## What you will do
Gather all lines with the word "text" in them.

## Start Data

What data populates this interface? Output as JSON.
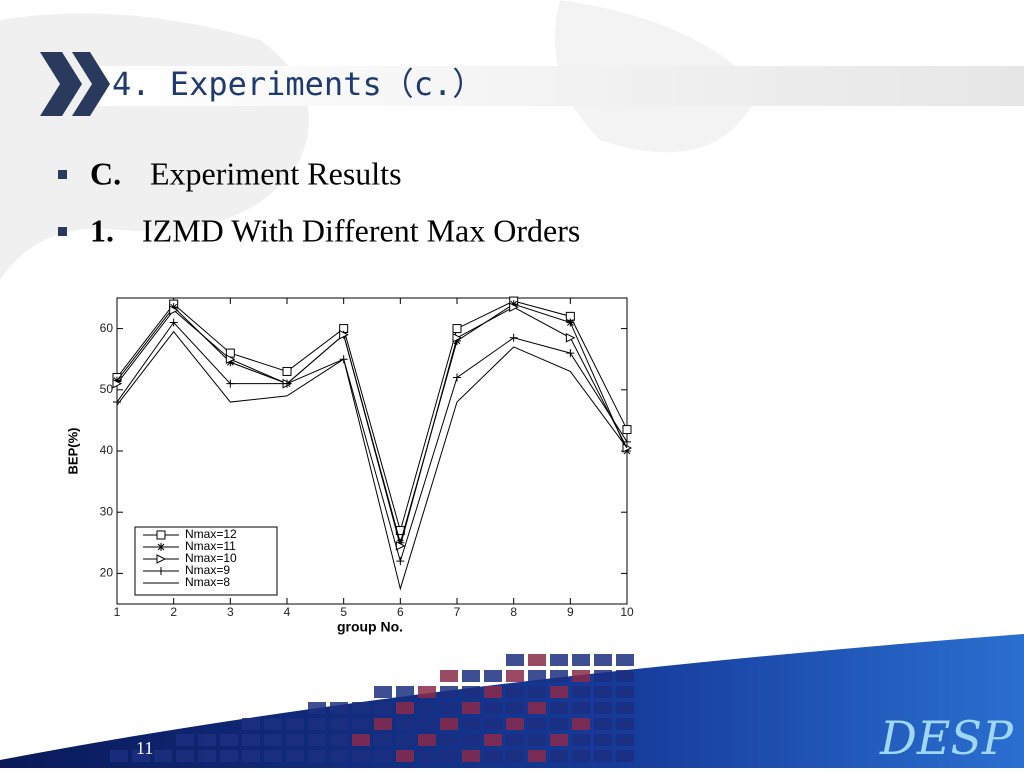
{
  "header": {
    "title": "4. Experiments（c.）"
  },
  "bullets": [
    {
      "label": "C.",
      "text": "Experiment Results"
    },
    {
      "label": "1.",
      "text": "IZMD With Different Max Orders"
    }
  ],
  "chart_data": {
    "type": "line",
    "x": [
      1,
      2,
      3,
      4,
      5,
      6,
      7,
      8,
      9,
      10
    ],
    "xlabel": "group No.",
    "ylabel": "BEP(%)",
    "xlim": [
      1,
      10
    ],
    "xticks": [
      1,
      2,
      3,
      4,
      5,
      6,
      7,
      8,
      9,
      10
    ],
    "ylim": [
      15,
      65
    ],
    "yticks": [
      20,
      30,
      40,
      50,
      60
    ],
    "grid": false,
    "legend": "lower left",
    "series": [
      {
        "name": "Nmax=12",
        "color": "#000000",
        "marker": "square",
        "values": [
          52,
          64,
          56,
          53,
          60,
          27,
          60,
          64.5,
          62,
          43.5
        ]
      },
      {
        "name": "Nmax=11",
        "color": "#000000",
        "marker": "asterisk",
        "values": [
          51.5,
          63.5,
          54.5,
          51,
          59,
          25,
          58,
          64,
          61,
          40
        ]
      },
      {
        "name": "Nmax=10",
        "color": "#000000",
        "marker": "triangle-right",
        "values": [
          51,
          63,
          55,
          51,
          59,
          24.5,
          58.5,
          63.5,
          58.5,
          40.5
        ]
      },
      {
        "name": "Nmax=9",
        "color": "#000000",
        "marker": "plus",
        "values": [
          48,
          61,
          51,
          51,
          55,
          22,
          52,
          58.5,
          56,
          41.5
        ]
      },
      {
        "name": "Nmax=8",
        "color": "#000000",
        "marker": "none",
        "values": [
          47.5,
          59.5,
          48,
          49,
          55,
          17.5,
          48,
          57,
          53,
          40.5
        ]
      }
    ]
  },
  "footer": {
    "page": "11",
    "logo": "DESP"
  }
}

## End Data

## Response to the exercise
      "text": "Experiment Results"
      "text": "IZMD With Different Max Orders"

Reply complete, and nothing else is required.